**Written problem:**
Every line holding the word "lados" counts once. Give the total, nothing more.

— START OF Dataset entries —

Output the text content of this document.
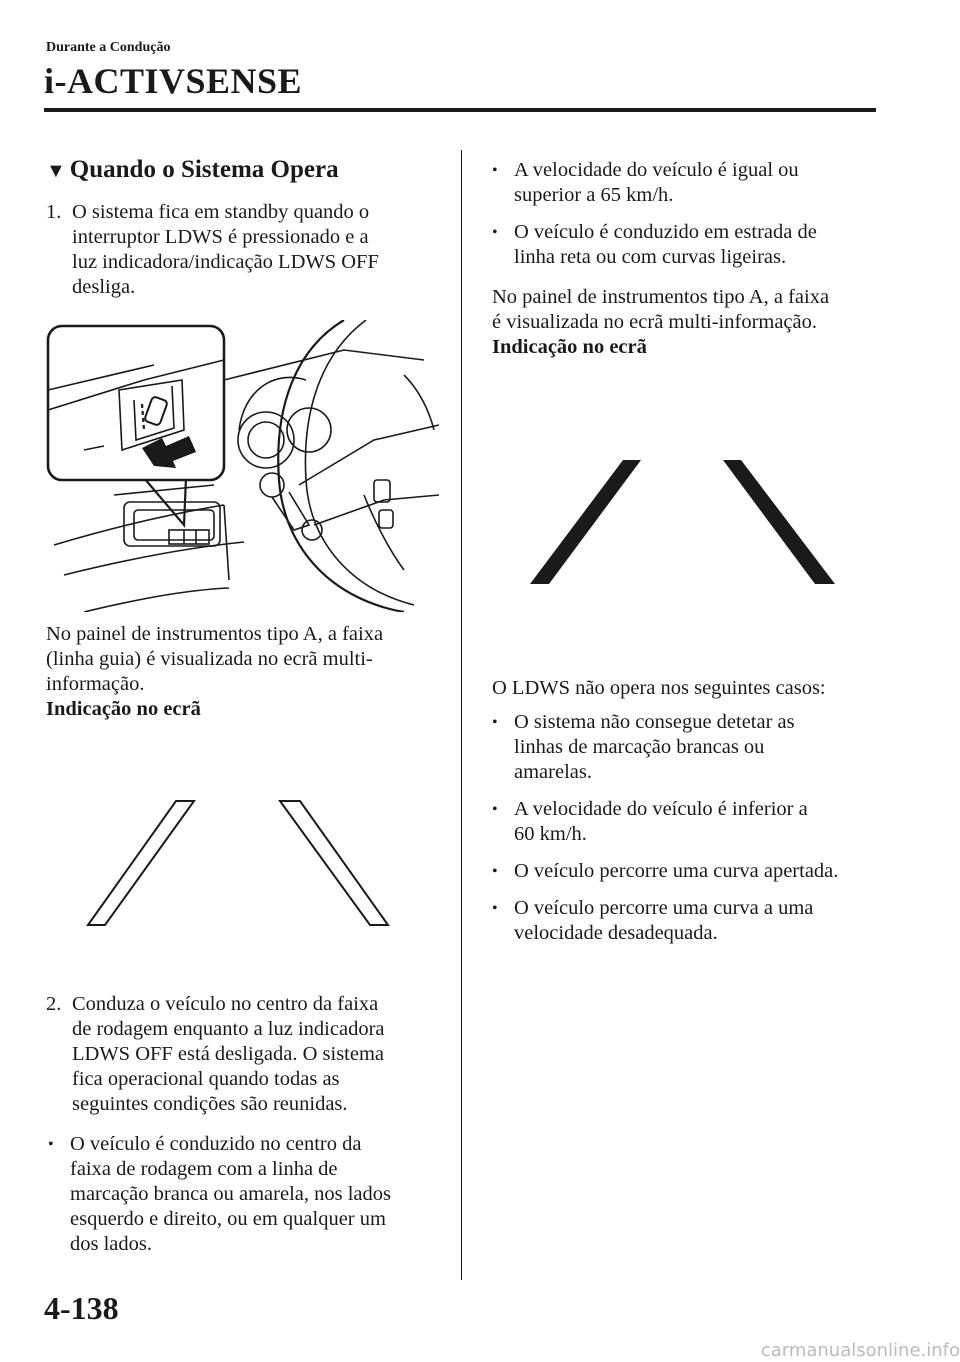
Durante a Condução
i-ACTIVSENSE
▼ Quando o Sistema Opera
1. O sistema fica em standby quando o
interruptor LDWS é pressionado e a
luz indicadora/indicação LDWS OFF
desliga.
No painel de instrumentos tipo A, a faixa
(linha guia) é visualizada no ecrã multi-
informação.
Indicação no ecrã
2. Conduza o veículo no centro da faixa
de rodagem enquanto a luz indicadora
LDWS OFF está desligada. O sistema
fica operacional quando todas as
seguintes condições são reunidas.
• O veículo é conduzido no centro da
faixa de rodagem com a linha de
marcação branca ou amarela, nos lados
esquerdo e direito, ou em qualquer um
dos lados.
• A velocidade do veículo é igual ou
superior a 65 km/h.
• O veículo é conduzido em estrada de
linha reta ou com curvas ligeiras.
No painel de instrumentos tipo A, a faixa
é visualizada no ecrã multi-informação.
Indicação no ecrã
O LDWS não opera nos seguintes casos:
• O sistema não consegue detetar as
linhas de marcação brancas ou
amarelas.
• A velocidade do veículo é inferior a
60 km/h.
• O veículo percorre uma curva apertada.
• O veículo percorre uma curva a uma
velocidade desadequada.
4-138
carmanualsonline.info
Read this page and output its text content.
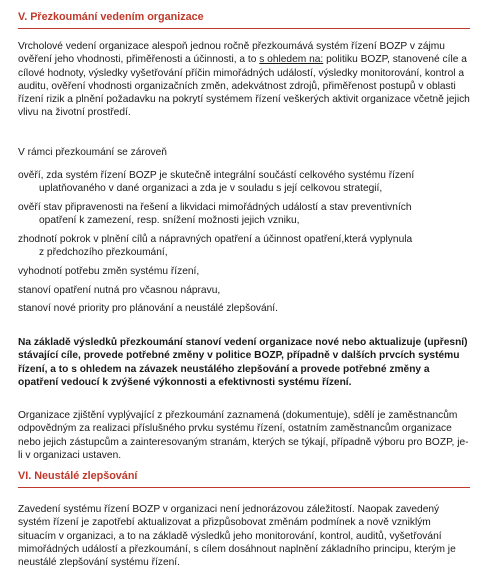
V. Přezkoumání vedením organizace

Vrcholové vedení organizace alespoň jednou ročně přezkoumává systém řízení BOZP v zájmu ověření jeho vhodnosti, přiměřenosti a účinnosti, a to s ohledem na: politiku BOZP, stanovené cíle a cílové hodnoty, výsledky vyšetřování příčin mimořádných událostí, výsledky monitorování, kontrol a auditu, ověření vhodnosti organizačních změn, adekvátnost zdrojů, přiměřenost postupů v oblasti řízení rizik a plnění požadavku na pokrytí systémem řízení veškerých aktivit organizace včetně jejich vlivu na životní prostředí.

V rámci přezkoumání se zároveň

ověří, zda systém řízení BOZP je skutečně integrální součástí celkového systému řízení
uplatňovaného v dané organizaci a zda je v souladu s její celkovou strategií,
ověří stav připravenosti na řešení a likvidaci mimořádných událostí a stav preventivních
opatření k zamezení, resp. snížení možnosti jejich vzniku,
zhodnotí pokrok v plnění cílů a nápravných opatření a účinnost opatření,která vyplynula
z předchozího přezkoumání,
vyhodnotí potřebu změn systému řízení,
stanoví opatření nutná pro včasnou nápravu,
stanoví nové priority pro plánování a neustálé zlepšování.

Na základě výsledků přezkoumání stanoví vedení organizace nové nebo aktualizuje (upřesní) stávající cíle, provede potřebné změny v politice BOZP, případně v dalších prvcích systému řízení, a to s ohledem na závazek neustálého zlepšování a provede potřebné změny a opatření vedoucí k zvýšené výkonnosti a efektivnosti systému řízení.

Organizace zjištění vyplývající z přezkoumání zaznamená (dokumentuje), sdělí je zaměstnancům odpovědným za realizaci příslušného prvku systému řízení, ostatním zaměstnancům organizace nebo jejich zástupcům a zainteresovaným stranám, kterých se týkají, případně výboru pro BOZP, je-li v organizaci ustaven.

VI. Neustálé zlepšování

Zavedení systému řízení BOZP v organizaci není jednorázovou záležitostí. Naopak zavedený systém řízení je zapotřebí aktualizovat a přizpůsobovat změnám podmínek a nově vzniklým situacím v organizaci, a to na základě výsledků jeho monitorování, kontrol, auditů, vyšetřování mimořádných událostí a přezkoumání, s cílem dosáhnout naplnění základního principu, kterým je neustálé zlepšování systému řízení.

— END OF Dataset entries —
— START OF Dataset entries —

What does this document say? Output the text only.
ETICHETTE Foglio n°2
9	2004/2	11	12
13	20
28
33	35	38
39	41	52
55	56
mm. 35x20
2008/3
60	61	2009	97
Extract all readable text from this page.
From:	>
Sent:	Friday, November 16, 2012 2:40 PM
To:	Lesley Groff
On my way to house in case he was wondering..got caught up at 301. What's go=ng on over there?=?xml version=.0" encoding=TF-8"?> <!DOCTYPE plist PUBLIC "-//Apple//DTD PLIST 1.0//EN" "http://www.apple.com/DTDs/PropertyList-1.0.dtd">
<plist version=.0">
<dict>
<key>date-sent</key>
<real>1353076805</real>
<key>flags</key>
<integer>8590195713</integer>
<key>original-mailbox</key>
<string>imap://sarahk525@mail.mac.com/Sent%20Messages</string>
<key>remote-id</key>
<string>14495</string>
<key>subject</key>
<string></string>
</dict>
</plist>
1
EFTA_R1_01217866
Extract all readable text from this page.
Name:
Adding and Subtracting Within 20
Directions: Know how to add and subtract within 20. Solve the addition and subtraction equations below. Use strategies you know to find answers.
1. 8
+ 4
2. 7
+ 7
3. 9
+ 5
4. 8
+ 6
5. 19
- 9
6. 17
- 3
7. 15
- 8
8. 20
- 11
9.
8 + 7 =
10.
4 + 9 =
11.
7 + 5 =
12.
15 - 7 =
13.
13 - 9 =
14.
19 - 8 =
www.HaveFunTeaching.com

— END OF Dataset entries —
— START OF Dataset entries —

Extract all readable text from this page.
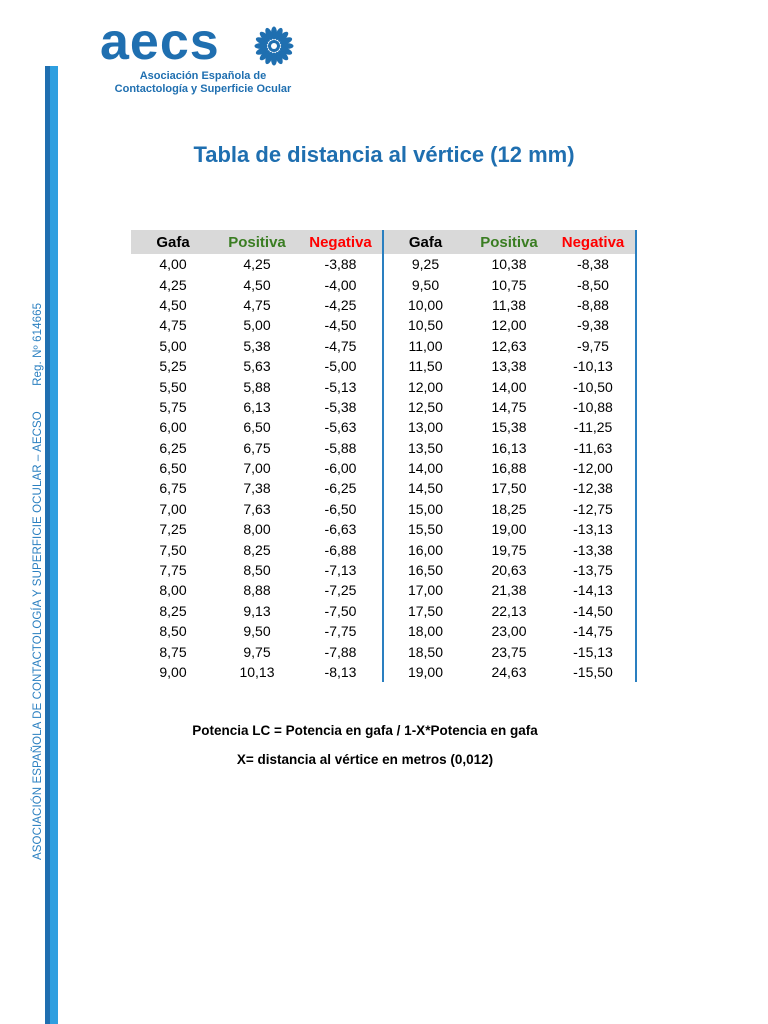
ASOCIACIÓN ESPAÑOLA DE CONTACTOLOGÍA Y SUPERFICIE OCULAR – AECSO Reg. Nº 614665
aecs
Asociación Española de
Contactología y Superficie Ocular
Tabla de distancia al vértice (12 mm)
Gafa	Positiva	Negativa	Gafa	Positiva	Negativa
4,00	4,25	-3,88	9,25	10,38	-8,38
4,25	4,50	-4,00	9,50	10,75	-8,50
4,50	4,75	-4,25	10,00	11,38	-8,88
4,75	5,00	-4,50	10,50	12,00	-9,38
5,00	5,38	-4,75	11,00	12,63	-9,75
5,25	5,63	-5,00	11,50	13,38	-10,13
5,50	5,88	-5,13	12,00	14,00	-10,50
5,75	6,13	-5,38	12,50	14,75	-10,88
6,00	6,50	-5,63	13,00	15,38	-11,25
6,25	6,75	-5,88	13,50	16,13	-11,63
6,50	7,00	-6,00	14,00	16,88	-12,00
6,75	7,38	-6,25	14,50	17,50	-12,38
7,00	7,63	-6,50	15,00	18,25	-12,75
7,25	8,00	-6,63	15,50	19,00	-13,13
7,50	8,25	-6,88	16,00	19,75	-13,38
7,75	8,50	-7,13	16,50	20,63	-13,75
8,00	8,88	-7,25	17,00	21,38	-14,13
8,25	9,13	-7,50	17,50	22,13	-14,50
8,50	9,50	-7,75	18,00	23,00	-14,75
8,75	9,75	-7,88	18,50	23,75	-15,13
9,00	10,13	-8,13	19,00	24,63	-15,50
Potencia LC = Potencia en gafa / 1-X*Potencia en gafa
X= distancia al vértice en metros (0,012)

— END OF Dataset entries —

**Solution to the problem:**
2